** BEGIN TASK INPUTS **
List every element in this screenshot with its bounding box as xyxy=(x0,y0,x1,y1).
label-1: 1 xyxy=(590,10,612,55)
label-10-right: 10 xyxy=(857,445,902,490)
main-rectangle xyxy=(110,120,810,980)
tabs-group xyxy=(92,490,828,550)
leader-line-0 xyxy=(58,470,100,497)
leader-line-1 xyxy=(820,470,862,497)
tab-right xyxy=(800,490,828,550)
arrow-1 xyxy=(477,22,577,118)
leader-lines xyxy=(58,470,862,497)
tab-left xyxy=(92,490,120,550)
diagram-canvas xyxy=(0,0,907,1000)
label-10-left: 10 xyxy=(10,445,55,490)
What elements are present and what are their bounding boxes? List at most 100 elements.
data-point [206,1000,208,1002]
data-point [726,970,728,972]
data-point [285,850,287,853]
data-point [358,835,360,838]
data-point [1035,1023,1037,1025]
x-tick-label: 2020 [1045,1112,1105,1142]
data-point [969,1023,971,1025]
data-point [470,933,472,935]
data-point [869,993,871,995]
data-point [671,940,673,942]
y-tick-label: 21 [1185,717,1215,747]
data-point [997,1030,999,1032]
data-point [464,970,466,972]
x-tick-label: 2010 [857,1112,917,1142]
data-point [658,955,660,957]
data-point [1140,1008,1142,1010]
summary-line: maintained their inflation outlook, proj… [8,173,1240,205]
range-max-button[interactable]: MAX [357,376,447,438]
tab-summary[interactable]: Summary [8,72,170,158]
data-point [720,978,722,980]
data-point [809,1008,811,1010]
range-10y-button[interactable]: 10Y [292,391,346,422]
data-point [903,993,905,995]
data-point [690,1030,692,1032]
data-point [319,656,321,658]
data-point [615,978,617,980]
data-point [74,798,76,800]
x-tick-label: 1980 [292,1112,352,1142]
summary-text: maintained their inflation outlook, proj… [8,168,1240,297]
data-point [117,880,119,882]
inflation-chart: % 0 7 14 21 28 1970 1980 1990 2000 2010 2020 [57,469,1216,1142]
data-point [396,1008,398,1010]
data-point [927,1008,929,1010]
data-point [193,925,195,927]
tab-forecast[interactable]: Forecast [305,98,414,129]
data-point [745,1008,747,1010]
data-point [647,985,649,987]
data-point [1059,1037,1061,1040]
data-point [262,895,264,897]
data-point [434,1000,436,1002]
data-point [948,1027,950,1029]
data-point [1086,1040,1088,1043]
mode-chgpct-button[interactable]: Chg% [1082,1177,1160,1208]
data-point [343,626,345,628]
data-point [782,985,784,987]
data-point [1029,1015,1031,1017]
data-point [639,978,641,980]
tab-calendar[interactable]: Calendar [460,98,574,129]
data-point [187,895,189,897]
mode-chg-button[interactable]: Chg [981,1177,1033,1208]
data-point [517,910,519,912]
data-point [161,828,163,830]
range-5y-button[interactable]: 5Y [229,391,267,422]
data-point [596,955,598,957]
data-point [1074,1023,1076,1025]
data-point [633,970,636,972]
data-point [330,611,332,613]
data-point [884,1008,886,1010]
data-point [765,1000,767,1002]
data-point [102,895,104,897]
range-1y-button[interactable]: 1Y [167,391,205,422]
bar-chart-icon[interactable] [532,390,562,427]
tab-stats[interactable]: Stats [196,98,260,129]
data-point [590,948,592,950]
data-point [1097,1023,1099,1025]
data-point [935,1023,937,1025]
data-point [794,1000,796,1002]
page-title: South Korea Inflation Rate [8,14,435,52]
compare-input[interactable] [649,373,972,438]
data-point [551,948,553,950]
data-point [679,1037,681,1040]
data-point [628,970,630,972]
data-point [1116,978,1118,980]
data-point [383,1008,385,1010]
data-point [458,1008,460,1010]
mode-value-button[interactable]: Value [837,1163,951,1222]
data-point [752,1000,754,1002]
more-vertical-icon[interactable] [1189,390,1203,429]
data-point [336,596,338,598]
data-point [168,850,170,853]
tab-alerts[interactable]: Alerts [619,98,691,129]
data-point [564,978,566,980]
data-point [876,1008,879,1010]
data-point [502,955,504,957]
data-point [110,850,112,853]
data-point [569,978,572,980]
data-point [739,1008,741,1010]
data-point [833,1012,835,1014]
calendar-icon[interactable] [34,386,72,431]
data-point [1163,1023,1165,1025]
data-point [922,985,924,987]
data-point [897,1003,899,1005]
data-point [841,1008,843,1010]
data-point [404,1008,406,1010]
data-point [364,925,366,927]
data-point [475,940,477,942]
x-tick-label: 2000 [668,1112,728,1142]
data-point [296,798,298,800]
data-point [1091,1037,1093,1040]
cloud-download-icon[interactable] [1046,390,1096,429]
** END TASK INPUTS **
** BEGIN TASK INPUTS **
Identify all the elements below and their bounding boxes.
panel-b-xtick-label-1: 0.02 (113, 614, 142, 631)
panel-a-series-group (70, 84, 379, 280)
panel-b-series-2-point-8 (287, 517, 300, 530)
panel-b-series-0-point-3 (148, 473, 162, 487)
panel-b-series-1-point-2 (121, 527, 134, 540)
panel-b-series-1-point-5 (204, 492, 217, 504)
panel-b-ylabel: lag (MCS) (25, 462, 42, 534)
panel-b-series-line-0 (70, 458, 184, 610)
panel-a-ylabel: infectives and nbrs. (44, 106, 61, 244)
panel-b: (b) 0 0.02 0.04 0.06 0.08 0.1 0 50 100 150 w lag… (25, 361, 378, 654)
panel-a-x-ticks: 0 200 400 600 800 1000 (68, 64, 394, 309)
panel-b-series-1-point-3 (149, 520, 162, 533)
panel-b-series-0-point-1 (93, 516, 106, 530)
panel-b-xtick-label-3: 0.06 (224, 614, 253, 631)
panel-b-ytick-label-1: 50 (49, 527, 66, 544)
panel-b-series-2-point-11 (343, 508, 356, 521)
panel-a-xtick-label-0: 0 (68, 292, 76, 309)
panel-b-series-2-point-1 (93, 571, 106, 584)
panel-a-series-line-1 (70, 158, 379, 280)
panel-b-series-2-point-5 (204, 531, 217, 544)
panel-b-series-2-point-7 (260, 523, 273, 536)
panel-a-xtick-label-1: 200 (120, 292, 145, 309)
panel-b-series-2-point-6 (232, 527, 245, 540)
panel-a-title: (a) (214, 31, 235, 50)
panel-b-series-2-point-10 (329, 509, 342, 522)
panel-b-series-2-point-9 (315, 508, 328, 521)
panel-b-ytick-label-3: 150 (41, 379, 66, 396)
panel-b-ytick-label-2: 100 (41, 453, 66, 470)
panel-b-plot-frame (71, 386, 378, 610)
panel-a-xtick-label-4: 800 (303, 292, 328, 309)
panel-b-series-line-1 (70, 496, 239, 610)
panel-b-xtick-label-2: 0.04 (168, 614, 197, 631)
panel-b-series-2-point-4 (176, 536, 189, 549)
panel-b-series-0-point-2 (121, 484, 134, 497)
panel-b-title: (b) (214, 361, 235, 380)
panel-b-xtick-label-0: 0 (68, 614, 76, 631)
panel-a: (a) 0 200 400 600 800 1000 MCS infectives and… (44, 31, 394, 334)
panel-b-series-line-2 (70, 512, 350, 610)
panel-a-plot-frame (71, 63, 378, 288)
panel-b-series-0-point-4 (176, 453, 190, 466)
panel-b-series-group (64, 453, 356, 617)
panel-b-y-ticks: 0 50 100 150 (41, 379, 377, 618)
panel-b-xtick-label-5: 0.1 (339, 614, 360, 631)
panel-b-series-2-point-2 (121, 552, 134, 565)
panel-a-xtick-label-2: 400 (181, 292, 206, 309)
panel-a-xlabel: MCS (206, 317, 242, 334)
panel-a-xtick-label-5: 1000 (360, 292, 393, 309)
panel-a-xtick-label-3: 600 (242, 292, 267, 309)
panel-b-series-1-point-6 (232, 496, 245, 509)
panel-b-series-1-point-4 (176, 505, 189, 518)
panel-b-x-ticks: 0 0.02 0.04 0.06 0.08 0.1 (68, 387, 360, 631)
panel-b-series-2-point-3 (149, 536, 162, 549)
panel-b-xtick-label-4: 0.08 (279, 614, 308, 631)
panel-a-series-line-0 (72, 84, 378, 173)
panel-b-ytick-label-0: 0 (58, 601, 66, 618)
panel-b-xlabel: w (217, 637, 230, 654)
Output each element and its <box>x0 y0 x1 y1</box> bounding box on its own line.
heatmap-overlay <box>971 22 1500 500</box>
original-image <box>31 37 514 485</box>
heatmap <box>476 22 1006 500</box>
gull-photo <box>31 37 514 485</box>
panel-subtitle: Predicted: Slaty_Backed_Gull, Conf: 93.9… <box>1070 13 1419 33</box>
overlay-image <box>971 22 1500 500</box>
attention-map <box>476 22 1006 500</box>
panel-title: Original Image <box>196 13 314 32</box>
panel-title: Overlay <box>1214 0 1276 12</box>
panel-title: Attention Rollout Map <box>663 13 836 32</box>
** END TASK INPUTS **
- DIRECTION:
Recast the items as a numbered list, starting at the line that contains "List every element" and stopping after the line that contains "data-point [671,940,673,942]", with both of those lines included and any blank lines left out.

- WRITTEN ANSWER:
1. List every element in this screenshot with its bounding box as xyxy=(x0,y0,x1,y1).
2. label-1: 1 xyxy=(590,10,612,55)
3. label-10-right: 10 xyxy=(857,445,902,490)
4. main-rectangle xyxy=(110,120,810,980)
5. tabs-group xyxy=(92,490,828,550)
6. leader-line-0 xyxy=(58,470,100,497)
7. leader-line-1 xyxy=(820,470,862,497)
8. tab-right xyxy=(800,490,828,550)
9. arrow-1 xyxy=(477,22,577,118)
10. leader-lines xyxy=(58,470,862,497)
11. tab-left xyxy=(92,490,120,550)
12. diagram-canvas xyxy=(0,0,907,1000)
13. label-10-left: 10 xyxy=(10,445,55,490)
14. What elements are present and what are their bounding boxes? List at most 100 elements.
15. data-point [206,1000,208,1002]
16. data-point [726,970,728,972]
17. data-point [285,850,287,853]
18. data-point [358,835,360,838]
19. data-point [1035,1023,1037,1025]
20. x-tick-label: 2020 [1045,1112,1105,1142]
21. data-point [969,1023,971,1025]
22. data-point [470,933,472,935]
23. data-point [869,993,871,995]
24. data-point [671,940,673,942]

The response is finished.